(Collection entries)
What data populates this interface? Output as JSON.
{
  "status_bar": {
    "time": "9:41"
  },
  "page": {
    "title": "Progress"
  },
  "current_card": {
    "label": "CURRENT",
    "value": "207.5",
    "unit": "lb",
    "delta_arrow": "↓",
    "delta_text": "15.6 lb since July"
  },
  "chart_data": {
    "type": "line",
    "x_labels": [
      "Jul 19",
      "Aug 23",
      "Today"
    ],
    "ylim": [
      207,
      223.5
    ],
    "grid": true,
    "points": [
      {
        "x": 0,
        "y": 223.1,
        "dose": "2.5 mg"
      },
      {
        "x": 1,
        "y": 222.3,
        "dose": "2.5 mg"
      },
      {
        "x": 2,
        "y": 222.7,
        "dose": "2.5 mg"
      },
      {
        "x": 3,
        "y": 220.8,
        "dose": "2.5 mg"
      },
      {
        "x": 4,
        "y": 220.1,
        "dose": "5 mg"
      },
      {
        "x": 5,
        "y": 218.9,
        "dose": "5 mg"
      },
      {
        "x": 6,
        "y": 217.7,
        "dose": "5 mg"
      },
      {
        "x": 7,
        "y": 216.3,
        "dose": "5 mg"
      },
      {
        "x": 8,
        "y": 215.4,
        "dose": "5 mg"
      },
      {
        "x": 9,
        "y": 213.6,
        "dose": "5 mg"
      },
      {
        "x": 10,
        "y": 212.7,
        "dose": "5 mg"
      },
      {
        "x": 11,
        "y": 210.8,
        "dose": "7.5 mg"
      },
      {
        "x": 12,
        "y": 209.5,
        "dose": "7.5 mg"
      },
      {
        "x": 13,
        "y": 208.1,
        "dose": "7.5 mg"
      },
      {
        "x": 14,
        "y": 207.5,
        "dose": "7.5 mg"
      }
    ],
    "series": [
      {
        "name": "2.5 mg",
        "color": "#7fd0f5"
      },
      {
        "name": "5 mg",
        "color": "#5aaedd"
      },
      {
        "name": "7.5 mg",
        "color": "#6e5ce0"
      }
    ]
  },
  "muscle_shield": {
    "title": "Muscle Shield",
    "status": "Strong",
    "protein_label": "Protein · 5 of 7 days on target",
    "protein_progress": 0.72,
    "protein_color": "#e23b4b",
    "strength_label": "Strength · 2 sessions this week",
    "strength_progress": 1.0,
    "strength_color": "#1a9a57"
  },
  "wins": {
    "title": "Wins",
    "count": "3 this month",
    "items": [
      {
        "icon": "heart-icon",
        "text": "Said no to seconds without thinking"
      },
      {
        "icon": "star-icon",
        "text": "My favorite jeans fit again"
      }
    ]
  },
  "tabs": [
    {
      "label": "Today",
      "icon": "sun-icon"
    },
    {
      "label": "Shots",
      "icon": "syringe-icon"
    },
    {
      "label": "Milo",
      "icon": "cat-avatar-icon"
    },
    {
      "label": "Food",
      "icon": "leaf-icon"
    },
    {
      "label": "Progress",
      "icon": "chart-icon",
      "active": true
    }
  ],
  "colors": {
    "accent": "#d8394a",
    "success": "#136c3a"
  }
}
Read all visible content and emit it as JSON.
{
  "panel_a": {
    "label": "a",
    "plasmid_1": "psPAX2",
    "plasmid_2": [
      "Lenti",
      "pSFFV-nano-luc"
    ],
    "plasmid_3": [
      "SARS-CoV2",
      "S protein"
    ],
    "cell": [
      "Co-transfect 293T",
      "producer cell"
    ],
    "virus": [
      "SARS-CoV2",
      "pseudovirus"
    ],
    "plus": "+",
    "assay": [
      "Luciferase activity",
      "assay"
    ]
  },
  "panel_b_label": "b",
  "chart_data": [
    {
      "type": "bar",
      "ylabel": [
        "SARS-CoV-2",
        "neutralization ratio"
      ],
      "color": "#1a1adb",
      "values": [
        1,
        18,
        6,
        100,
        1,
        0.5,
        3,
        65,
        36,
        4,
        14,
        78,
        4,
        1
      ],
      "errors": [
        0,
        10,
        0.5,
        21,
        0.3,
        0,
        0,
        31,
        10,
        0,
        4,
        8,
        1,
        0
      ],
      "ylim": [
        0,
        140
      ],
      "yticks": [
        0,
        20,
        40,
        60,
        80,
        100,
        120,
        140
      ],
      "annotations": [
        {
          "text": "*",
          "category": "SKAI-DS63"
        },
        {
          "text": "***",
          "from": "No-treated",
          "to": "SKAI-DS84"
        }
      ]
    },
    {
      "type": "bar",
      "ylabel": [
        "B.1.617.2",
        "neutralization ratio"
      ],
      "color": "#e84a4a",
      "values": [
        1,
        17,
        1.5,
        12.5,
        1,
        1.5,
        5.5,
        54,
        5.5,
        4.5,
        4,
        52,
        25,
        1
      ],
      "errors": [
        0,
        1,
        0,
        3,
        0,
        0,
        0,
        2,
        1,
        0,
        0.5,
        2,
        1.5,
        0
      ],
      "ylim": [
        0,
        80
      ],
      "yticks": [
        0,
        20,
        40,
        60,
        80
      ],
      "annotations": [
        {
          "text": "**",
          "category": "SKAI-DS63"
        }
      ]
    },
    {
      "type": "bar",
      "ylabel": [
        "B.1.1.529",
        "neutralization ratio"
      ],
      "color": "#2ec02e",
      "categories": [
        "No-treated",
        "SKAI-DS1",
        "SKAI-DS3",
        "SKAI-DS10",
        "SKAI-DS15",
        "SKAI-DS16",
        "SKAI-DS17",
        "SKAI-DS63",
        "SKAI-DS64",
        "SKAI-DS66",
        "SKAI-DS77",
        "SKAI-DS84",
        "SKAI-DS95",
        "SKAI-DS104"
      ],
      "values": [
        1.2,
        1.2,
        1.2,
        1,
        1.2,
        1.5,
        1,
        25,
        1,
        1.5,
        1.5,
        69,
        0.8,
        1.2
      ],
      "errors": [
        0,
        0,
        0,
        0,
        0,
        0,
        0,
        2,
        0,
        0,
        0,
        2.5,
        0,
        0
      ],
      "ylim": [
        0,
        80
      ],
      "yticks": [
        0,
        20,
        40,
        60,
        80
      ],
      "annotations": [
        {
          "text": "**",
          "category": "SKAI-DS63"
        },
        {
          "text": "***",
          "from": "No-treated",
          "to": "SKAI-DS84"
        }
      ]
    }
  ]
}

Exercise requirements »
Retype each line above exactly as written.

Output below »
What data populates this interface? Output as JSON.
{
  "status_bar": {
    "time": "9:41"
  },
  "page": {
    "title": "Progress"
  },
  "current_card": {
    "label": "CURRENT",
    "value": "207.5",
    "unit": "lb",
    "delta_arrow": "↓",
    "delta_text": "15.6 lb since July"
  },
  "chart_data": {
    "type": "line",
    "x_labels": [
      "Jul 19",
      "Aug 23",
      "Today"
    ],
    "ylim": [
      207,
      223.5
    ],
    "grid": true,
    "points": [
      {
        "x": 0,
        "y": 223.1,
        "dose": "2.5 mg"
      },
      {
        "x": 1,
        "y": 222.3,
        "dose": "2.5 mg"
      },
      {
        "x": 2,
        "y": 222.7,
        "dose": "2.5 mg"
      },
      {
        "x": 3,
        "y": 220.8,
        "dose": "2.5 mg"
      },
      {
        "x": 4,
        "y": 220.1,
        "dose": "5 mg"
      },
      {
        "x": 5,
        "y": 218.9,
        "dose": "5 mg"
      },
      {
        "x": 6,
        "y": 217.7,
        "dose": "5 mg"
      },
      {
        "x": 7,
        "y": 216.3,
        "dose": "5 mg"
      },
      {
        "x": 8,
        "y": 215.4,
        "dose": "5 mg"
      },
      {
        "x": 9,
        "y": 213.6,
        "dose": "5 mg"
      },
      {
        "x": 10,
        "y": 212.7,
        "dose": "5 mg"
      },
      {
        "x": 11,
        "y": 210.8,
        "dose": "7.5 mg"
      },
      {
        "x": 12,
        "y": 209.5,
        "dose": "7.5 mg"
      },
      {
        "x": 13,
        "y": 208.1,
        "dose": "7.5 mg"
      },
      {
        "x": 14,
        "y": 207.5,
        "dose": "7.5 mg"
      }
    ],
    "series": [
      {
        "name": "2.5 mg",
        "color": "#7fd0f5"
      },
      {
        "name": "5 mg",
        "color": "#5aaedd"
      },
      {
        "name": "7.5 mg",
        "color": "#6e5ce0"
      }
    ]
  },
  "muscle_shield": {
    "title": "Muscle Shield",
    "status": "Strong",
    "protein_label": "Protein · 5 of 7 days on target",
    "protein_progress": 0.72,
    "protein_color": "#e23b4b",
    "strength_label": "Strength · 2 sessions this week",
    "strength_progress": 1.0,
    "strength_color": "#1a9a57"
  },
  "wins": {
    "title": "Wins",
    "count": "3 this month",
    "items": [
      {
        "icon": "heart-icon",
        "text": "Said no to seconds without thinking"
      },
      {
        "icon": "star-icon",
        "text": "My favorite jeans fit again"
      }
    ]
  },
  "tabs": [
    {
      "label": "Today",
      "icon": "sun-icon"
    },
    {
      "label": "Shots",
      "icon": "syringe-icon"
    },
    {
      "label": "Milo",
      "icon": "cat-avatar-icon"
    },
    {
      "label": "Food",
      "icon": "leaf-icon"
    },
    {
      "label": "Progress",
      "icon": "chart-icon",
      "active": true
    }
  ],
  "colors": {
    "accent": "#d8394a",
    "success": "#136c3a"
  }
}
Read all visible content and emit it as JSON.
{
  "panel_a": {
    "label": "a",
    "plasmid_1": "psPAX2",
    "plasmid_2": [
      "Lenti",
      "pSFFV-nano-luc"
    ],
    "plasmid_3": [
      "SARS-CoV2",
      "S protein"
    ],
    "cell": [
      "Co-transfect 293T",
      "producer cell"
    ],
    "virus": [
      "SARS-CoV2",
      "pseudovirus"
    ],
    "plus": "+",
    "assay": [
      "Luciferase activity",
      "assay"
    ]
  },
  "panel_b_label": "b",
  "chart_data": [
    {
      "type": "bar",
      "ylabel": [
        "SARS-CoV-2",
        "neutralization ratio"
      ],
      "color": "#1a1adb",
      "values": [
        1,
        18,
        6,
        100,
        1,
        0.5,
        3,
        65,
        36,
        4,
        14,
        78,
        4,
        1
      ],
      "errors": [
        0,
        10,
        0.5,
        21,
        0.3,
        0,
        0,
        31,
        10,
        0,
        4,
        8,
        1,
        0
      ],
      "ylim": [
        0,
        140
      ],
      "yticks": [
        0,
        20,
        40,
        60,
        80,
        100,
        120,
        140
      ],
      "annotations": [
        {
          "text": "*",
          "category": "SKAI-DS63"
        },
        {
          "text": "***",
          "from": "No-treated",
          "to": "SKAI-DS84"
        }
      ]
    },
    {
      "type": "bar",
      "ylabel": [
        "B.1.617.2",
        "neutralization ratio"
      ],
      "color": "#e84a4a",
      "values": [
        1,
        17,
        1.5,
        12.5,
        1,
        1.5,
        5.5,
        54,
        5.5,
        4.5,
        4,
        52,
        25,
        1
      ],
      "errors": [
        0,
        1,
        0,
        3,
        0,
        0,
        0,
        2,
        1,
        0,
        0.5,
        2,
        1.5,
        0
      ],
      "ylim": [
        0,
        80
      ],
      "yticks": [
        0,
        20,
        40,
        60,
        80
      ],
      "annotations": [
        {
          "text": "**",
          "category": "SKAI-DS63"
        }
      ]
    },
    {
      "type": "bar",
      "ylabel": [
        "B.1.1.529",
        "neutralization ratio"
      ],
      "color": "#2ec02e",
      "categories": [
        "No-treated",
        "SKAI-DS1",
        "SKAI-DS3",
        "SKAI-DS10",
        "SKAI-DS15",
        "SKAI-DS16",
        "SKAI-DS17",
        "SKAI-DS63",
        "SKAI-DS64",
        "SKAI-DS66",
        "SKAI-DS77",
        "SKAI-DS84",
        "SKAI-DS95",
        "SKAI-DS104"
      ],
      "values": [
        1.2,
        1.2,
        1.2,
        1,
        1.2,
        1.5,
        1,
        25,
        1,
        1.5,
        1.5,
        69,
        0.8,
        1.2
      ],
      "errors": [
        0,
        0,
        0,
        0,
        0,
        0,
        0,
        2,
        0,
        0,
        0,
        2.5,
        0,
        0
      ],
      "ylim": [
        0,
        80
      ],
      "yticks": [
        0,
        20,
        40,
        60,
        80
      ],
      "annotations": [
        {
          "text": "**",
          "category": "SKAI-DS63"
        },
        {
          "text": "***",
          "from": "No-treated",
          "to": "SKAI-DS84"
        }
      ]
    }
  ]
}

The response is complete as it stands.